* _WHAT TO DO_
Go through the data below. Pull out every line that has the word "mode".

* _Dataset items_

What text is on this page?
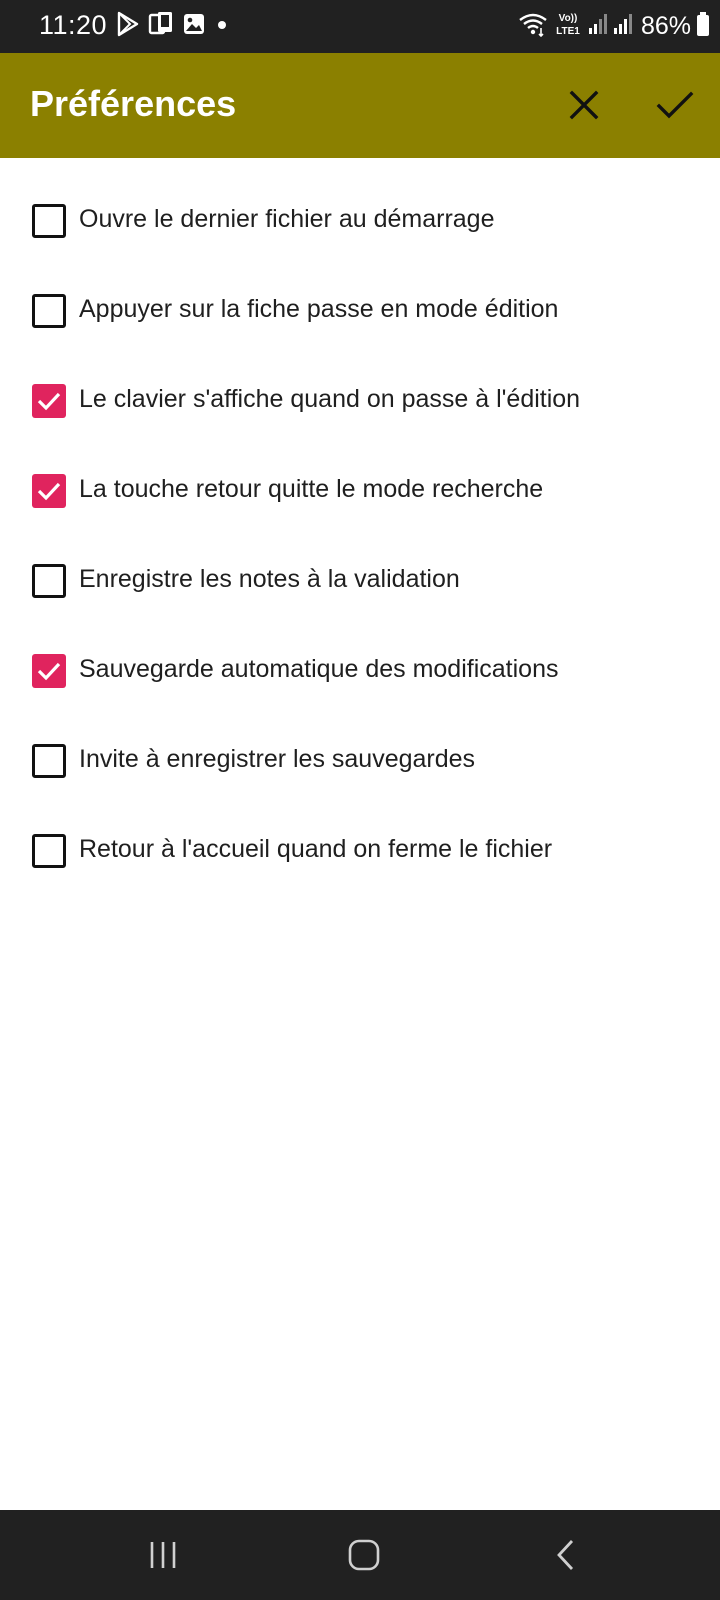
11:20	Vo))
LTE1 86%
Préférences
Ouvre le dernier fichier au démarrage
Appuyer sur la fiche passe en mode édition
Le clavier s'affiche quand on passe à l'édition
La touche retour quitte le mode recherche
Enregistre les notes à la validation
Sauvegarde automatique des modifications
Invite à enregistrer les sauvegardes
Retour à l'accueil quand on ferme le fichier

* _SOLUTION FOR THIS EXERCISE_
Appuyer sur la fiche passe en mode édition
La touche retour quitte le mode recherche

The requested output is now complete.